### What is required
Transcribe the records that follow. Keep every word exactly, and drop the pictures.

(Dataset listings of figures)
^^^^^^^^
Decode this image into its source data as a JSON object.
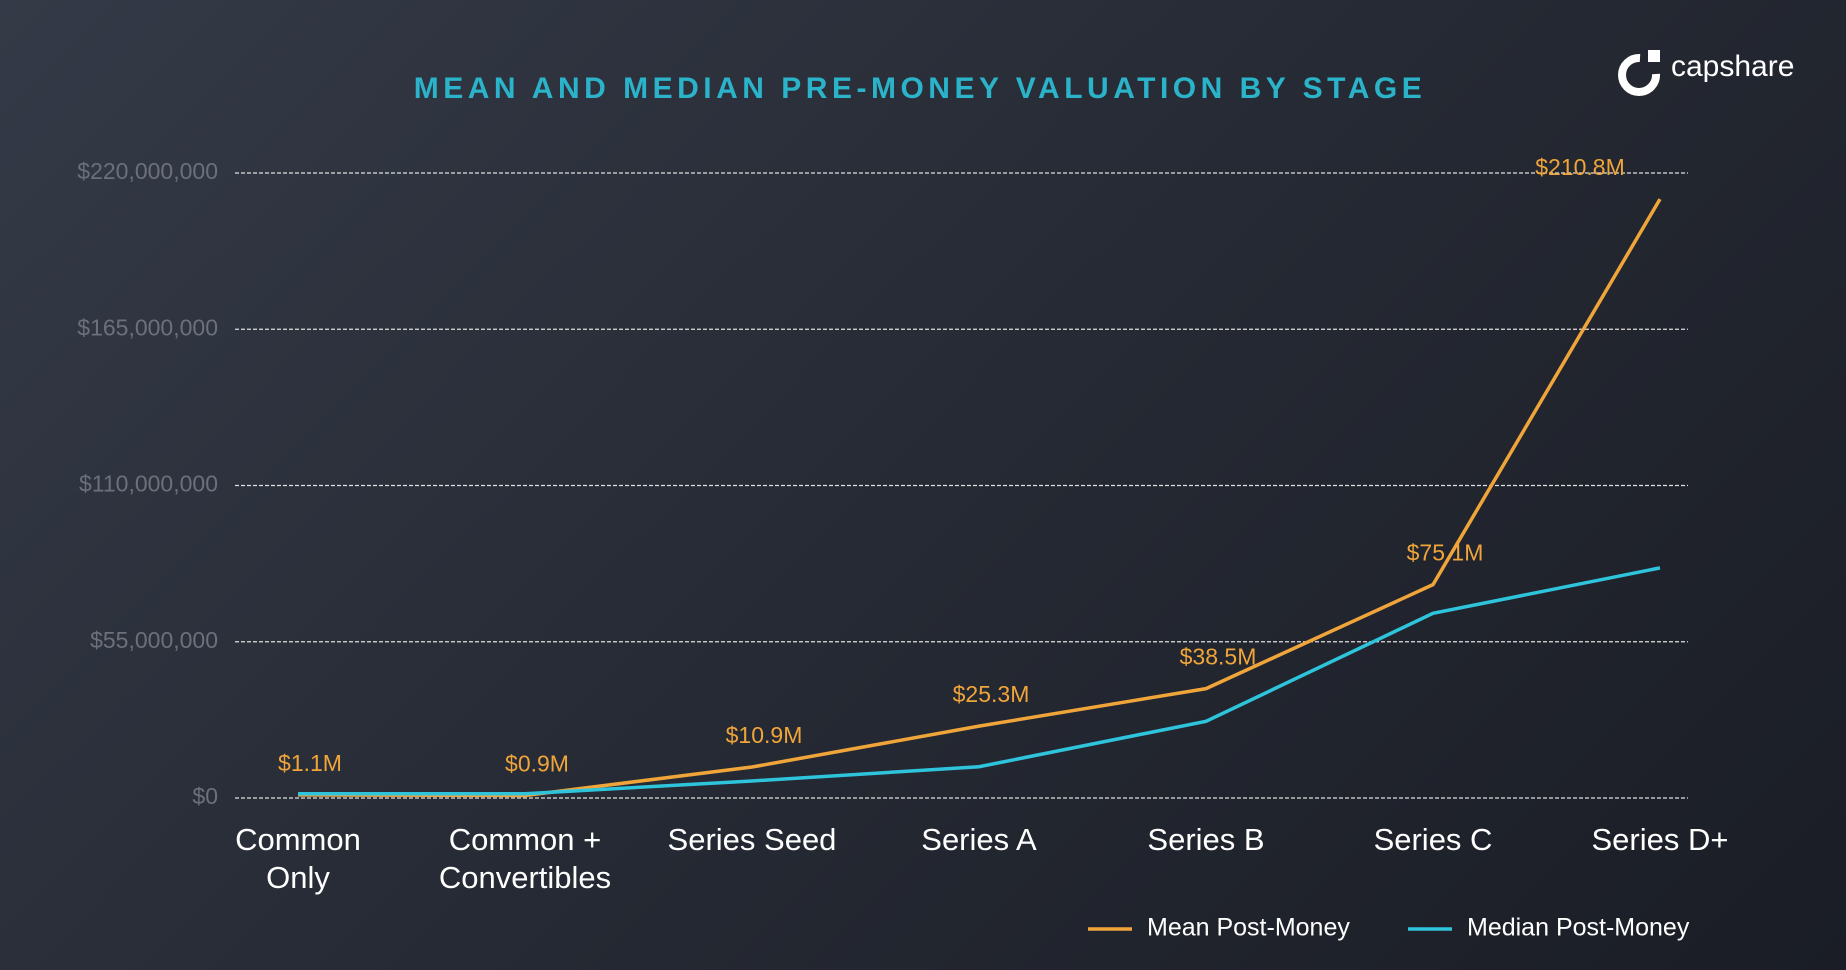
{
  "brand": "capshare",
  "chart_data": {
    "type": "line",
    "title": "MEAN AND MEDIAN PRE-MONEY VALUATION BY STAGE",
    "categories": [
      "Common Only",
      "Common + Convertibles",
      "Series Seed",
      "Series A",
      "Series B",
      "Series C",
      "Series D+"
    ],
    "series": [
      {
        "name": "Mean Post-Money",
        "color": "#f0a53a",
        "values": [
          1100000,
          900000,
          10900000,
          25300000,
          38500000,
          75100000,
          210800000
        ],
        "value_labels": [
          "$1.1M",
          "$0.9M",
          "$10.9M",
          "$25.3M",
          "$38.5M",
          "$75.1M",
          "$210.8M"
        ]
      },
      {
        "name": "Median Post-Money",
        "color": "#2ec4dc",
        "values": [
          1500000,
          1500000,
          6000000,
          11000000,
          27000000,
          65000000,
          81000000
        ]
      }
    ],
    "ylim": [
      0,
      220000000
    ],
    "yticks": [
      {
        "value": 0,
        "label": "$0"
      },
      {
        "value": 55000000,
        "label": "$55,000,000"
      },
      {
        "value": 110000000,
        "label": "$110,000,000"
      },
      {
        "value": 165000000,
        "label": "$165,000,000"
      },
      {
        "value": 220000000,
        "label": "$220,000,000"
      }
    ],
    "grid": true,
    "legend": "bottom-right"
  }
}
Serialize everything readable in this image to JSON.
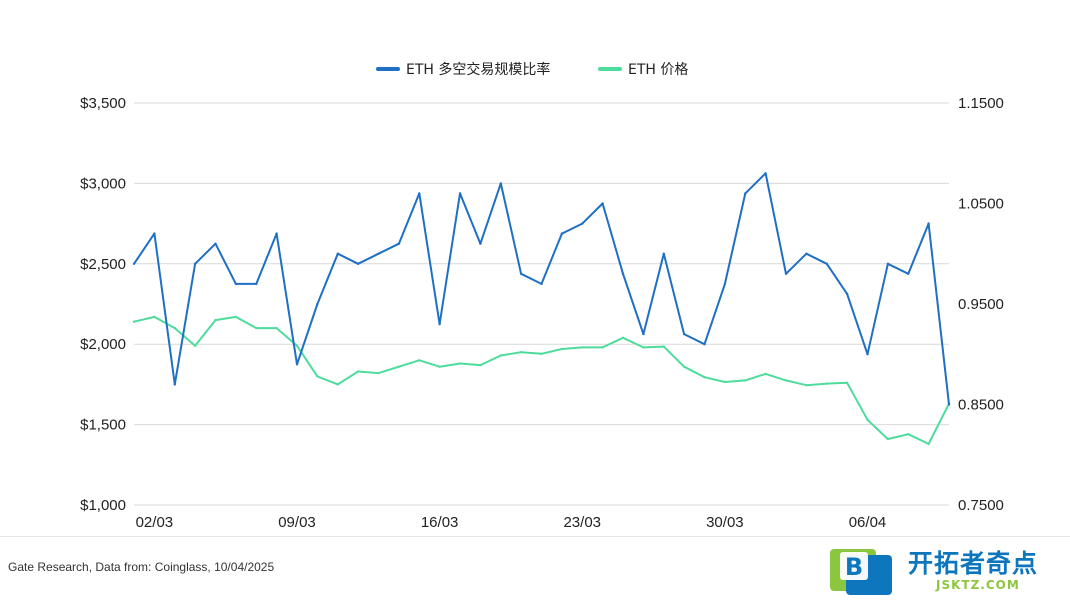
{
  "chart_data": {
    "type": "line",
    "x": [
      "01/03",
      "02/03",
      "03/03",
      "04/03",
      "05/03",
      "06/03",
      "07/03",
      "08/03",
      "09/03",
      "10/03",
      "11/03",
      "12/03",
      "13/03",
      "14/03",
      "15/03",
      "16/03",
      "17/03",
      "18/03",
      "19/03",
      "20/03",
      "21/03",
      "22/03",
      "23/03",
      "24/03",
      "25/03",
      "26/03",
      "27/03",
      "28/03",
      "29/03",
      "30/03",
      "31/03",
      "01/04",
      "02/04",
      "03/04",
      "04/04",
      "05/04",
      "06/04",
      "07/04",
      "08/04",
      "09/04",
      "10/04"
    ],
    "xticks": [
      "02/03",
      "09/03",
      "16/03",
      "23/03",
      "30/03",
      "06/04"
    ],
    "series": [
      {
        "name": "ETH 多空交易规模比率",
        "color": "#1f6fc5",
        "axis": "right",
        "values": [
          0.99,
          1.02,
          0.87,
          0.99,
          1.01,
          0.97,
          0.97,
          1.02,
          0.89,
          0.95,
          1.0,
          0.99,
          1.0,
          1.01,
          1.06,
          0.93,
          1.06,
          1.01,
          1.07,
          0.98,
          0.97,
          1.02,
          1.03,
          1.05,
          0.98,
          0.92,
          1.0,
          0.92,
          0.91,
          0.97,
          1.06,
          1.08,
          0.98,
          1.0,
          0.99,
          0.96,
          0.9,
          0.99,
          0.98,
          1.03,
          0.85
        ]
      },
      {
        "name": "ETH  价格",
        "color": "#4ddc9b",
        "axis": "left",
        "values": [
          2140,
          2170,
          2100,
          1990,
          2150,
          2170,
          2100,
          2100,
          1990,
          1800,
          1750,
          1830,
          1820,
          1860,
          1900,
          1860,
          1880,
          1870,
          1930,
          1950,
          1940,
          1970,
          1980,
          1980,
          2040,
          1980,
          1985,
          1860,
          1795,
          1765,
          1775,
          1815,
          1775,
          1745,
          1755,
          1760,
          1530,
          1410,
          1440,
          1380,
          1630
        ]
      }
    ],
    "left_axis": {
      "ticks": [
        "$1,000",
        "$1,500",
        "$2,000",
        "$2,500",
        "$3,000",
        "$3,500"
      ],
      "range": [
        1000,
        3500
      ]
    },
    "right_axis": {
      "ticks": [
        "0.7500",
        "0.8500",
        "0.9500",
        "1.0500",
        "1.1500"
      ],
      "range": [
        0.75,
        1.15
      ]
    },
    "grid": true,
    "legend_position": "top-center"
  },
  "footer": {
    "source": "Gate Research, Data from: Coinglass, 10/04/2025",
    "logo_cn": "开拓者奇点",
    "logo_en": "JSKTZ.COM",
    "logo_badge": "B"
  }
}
^^^^^^^^
### Response
Decode this image into its source data as a JSON object.
{
  "brand": "capshare",
  "chart_data": {
    "type": "line",
    "title": "MEAN AND MEDIAN PRE-MONEY VALUATION BY STAGE",
    "categories": [
      "Common Only",
      "Common + Convertibles",
      "Series Seed",
      "Series A",
      "Series B",
      "Series C",
      "Series D+"
    ],
    "series": [
      {
        "name": "Mean Post-Money",
        "color": "#f0a53a",
        "values": [
          1100000,
          900000,
          10900000,
          25300000,
          38500000,
          75100000,
          210800000
        ],
        "value_labels": [
          "$1.1M",
          "$0.9M",
          "$10.9M",
          "$25.3M",
          "$38.5M",
          "$75.1M",
          "$210.8M"
        ]
      },
      {
        "name": "Median Post-Money",
        "color": "#2ec4dc",
        "values": [
          1500000,
          1500000,
          6000000,
          11000000,
          27000000,
          65000000,
          81000000
        ]
      }
    ],
    "ylim": [
      0,
      220000000
    ],
    "yticks": [
      {
        "value": 0,
        "label": "$0"
      },
      {
        "value": 55000000,
        "label": "$55,000,000"
      },
      {
        "value": 110000000,
        "label": "$110,000,000"
      },
      {
        "value": 165000000,
        "label": "$165,000,000"
      },
      {
        "value": 220000000,
        "label": "$220,000,000"
      }
    ],
    "grid": true,
    "legend": "bottom-right"
  }
}
Serialize everything readable in this image to JSON.
{
  "chart_data": {
    "type": "line",
    "x": [
      "01/03",
      "02/03",
      "03/03",
      "04/03",
      "05/03",
      "06/03",
      "07/03",
      "08/03",
      "09/03",
      "10/03",
      "11/03",
      "12/03",
      "13/03",
      "14/03",
      "15/03",
      "16/03",
      "17/03",
      "18/03",
      "19/03",
      "20/03",
      "21/03",
      "22/03",
      "23/03",
      "24/03",
      "25/03",
      "26/03",
      "27/03",
      "28/03",
      "29/03",
      "30/03",
      "31/03",
      "01/04",
      "02/04",
      "03/04",
      "04/04",
      "05/04",
      "06/04",
      "07/04",
      "08/04",
      "09/04",
      "10/04"
    ],
    "xticks": [
      "02/03",
      "09/03",
      "16/03",
      "23/03",
      "30/03",
      "06/04"
    ],
    "series": [
      {
        "name": "ETH 多空交易规模比率",
        "color": "#1f6fc5",
        "axis": "right",
        "values": [
          0.99,
          1.02,
          0.87,
          0.99,
          1.01,
          0.97,
          0.97,
          1.02,
          0.89,
          0.95,
          1.0,
          0.99,
          1.0,
          1.01,
          1.06,
          0.93,
          1.06,
          1.01,
          1.07,
          0.98,
          0.97,
          1.02,
          1.03,
          1.05,
          0.98,
          0.92,
          1.0,
          0.92,
          0.91,
          0.97,
          1.06,
          1.08,
          0.98,
          1.0,
          0.99,
          0.96,
          0.9,
          0.99,
          0.98,
          1.03,
          0.85
        ]
      },
      {
        "name": "ETH  价格",
        "color": "#4ddc9b",
        "axis": "left",
        "values": [
          2140,
          2170,
          2100,
          1990,
          2150,
          2170,
          2100,
          2100,
          1990,
          1800,
          1750,
          1830,
          1820,
          1860,
          1900,
          1860,
          1880,
          1870,
          1930,
          1950,
          1940,
          1970,
          1980,
          1980,
          2040,
          1980,
          1985,
          1860,
          1795,
          1765,
          1775,
          1815,
          1775,
          1745,
          1755,
          1760,
          1530,
          1410,
          1440,
          1380,
          1630
        ]
      }
    ],
    "left_axis": {
      "ticks": [
        "$1,000",
        "$1,500",
        "$2,000",
        "$2,500",
        "$3,000",
        "$3,500"
      ],
      "range": [
        1000,
        3500
      ]
    },
    "right_axis": {
      "ticks": [
        "0.7500",
        "0.8500",
        "0.9500",
        "1.0500",
        "1.1500"
      ],
      "range": [
        0.75,
        1.15
      ]
    },
    "grid": true,
    "legend_position": "top-center"
  },
  "footer": {
    "source": "Gate Research, Data from: Coinglass, 10/04/2025",
    "logo_cn": "开拓者奇点",
    "logo_en": "JSKTZ.COM",
    "logo_badge": "B"
  }
}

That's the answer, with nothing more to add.